Using the data below, copy each line that includes the word "діабет".

━━ Data listing ━━

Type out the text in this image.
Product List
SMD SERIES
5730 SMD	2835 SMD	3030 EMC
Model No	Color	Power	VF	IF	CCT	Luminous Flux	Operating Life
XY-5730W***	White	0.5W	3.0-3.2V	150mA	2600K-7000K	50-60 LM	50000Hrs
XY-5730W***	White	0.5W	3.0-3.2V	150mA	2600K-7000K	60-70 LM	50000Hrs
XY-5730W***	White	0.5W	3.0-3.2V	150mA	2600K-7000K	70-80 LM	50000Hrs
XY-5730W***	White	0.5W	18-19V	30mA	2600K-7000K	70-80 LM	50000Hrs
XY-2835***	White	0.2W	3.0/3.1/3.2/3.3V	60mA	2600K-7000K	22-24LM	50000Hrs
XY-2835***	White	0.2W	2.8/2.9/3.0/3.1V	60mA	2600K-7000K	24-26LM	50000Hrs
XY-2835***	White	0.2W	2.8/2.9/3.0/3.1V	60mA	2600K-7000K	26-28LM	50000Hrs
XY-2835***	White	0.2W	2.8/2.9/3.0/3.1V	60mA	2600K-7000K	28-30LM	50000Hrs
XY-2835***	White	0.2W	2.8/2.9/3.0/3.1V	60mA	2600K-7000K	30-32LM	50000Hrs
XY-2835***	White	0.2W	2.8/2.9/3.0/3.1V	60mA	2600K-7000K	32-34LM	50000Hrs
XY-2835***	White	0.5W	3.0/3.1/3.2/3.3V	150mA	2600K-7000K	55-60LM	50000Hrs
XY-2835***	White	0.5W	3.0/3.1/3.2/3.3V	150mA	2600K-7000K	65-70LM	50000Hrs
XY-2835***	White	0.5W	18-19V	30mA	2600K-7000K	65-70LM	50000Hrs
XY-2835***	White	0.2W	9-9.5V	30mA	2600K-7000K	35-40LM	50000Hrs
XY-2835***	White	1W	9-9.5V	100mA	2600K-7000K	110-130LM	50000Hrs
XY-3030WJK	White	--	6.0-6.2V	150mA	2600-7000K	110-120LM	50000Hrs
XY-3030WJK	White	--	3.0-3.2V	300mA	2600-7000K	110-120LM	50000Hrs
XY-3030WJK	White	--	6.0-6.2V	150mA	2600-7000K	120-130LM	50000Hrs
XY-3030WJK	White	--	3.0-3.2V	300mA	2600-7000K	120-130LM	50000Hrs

━━━
━━ Data listing ━━

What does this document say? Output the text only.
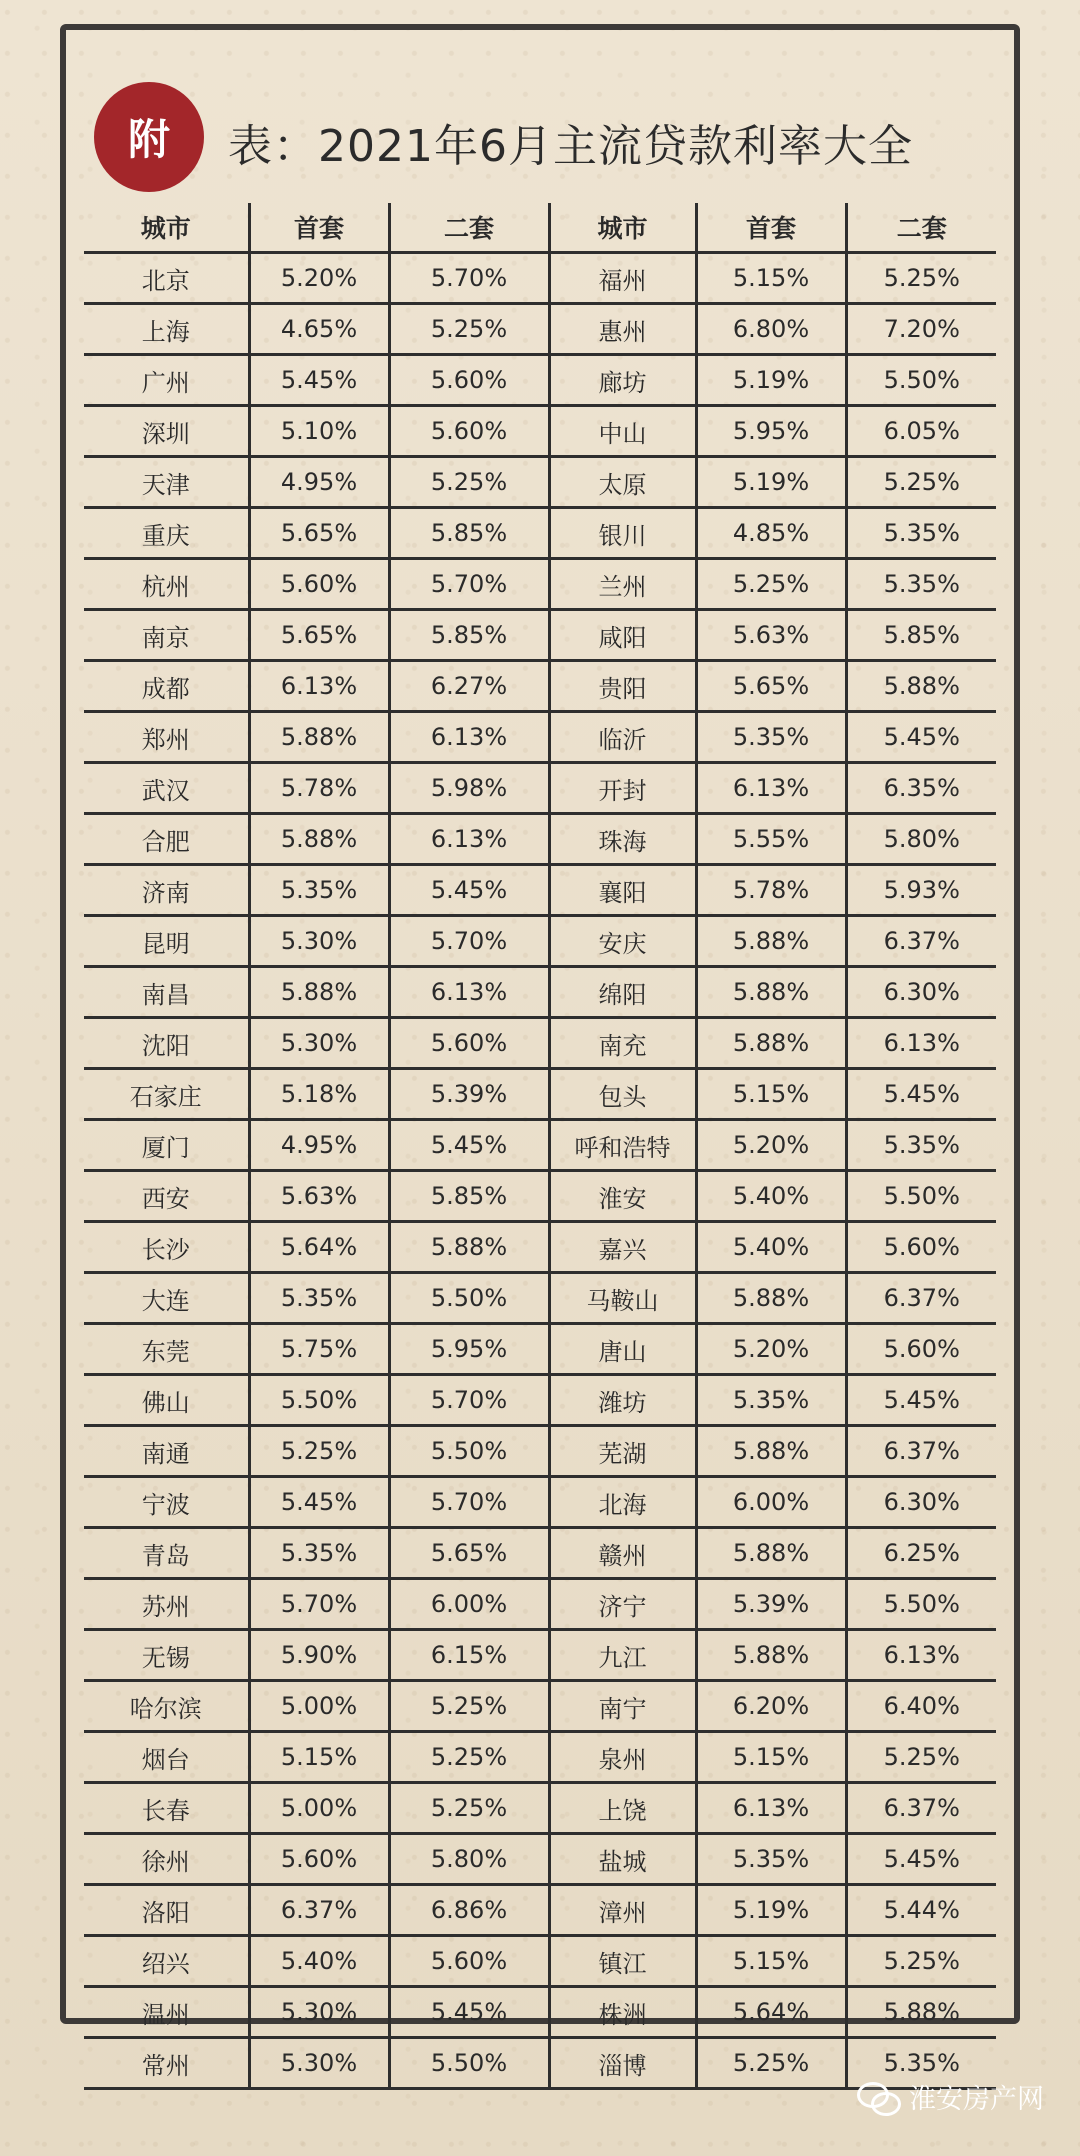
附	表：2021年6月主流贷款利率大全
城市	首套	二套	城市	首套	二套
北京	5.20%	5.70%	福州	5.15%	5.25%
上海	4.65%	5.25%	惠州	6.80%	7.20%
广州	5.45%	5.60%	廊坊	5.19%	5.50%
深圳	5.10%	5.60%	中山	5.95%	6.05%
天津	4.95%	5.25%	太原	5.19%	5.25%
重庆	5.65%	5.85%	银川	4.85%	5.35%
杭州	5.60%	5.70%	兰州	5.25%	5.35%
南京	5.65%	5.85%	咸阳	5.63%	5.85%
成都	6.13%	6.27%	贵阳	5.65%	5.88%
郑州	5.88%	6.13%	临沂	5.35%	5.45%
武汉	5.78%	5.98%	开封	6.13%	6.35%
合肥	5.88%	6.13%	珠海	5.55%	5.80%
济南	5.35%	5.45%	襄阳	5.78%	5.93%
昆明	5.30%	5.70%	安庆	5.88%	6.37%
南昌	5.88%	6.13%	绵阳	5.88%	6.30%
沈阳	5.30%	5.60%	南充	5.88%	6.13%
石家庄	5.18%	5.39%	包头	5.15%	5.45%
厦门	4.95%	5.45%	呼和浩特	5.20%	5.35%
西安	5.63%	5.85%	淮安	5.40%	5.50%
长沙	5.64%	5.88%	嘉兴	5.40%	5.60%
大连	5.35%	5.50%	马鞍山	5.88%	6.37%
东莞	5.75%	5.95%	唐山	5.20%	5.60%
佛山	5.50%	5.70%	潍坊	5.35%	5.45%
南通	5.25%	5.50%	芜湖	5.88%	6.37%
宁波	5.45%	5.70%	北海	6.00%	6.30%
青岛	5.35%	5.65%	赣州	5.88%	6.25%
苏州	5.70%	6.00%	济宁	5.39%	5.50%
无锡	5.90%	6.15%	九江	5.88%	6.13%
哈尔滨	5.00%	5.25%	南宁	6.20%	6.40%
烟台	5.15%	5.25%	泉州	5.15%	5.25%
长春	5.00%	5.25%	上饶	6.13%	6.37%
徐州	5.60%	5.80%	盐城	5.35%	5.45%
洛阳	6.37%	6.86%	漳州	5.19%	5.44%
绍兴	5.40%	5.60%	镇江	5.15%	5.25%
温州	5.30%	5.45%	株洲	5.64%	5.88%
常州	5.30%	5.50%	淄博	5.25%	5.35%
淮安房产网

━━━
━━ Data listing ━━

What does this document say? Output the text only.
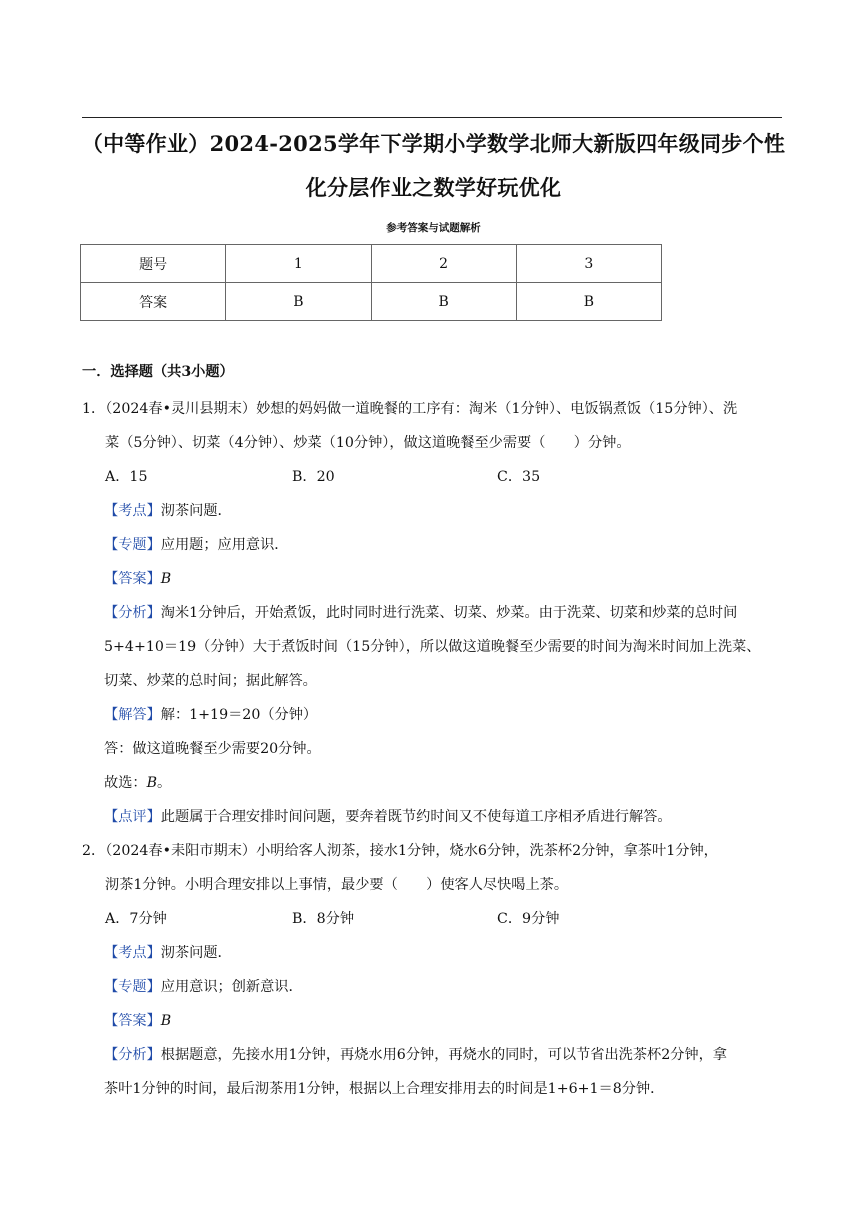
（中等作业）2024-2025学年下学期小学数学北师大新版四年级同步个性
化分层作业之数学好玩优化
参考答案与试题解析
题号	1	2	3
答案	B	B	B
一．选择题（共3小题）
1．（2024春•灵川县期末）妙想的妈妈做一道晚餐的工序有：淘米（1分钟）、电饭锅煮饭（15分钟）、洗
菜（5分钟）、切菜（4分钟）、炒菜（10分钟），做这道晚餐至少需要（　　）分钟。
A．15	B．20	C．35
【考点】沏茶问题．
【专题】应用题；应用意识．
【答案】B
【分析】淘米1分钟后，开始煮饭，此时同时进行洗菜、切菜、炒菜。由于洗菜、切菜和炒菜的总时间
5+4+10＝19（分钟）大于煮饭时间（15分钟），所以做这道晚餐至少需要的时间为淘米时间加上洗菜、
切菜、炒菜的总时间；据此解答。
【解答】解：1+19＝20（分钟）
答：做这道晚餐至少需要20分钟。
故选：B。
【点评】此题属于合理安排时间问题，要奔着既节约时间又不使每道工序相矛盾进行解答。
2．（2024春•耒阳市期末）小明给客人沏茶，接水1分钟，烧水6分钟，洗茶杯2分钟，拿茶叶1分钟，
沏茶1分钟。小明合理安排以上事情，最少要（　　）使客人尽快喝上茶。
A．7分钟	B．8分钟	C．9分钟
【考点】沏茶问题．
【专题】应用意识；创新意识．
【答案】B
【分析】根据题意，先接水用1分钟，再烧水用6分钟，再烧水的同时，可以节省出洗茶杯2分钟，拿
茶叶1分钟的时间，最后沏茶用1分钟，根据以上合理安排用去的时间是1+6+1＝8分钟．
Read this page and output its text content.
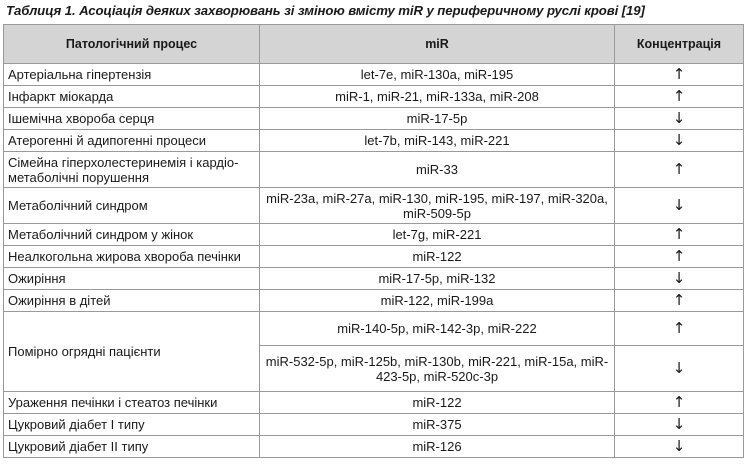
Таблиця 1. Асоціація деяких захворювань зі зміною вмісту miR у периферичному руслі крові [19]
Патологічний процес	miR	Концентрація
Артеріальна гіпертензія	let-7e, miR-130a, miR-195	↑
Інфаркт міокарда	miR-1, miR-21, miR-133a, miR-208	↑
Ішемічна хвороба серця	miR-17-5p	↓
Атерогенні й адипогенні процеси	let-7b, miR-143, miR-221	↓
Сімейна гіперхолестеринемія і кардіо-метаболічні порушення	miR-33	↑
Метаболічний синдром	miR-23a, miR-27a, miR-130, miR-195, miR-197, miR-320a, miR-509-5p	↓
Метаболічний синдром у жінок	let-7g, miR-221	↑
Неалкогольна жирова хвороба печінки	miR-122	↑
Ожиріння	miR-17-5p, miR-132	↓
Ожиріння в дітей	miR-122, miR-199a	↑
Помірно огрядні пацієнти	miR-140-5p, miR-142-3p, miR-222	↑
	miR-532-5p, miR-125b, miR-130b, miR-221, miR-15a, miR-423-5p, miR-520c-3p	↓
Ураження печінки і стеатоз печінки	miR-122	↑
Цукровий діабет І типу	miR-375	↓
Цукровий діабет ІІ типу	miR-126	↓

━━━

» **Task output**
Цукровий діабет І типу	miR-375	↓
Цукровий діабет ІІ типу	miR-126	↓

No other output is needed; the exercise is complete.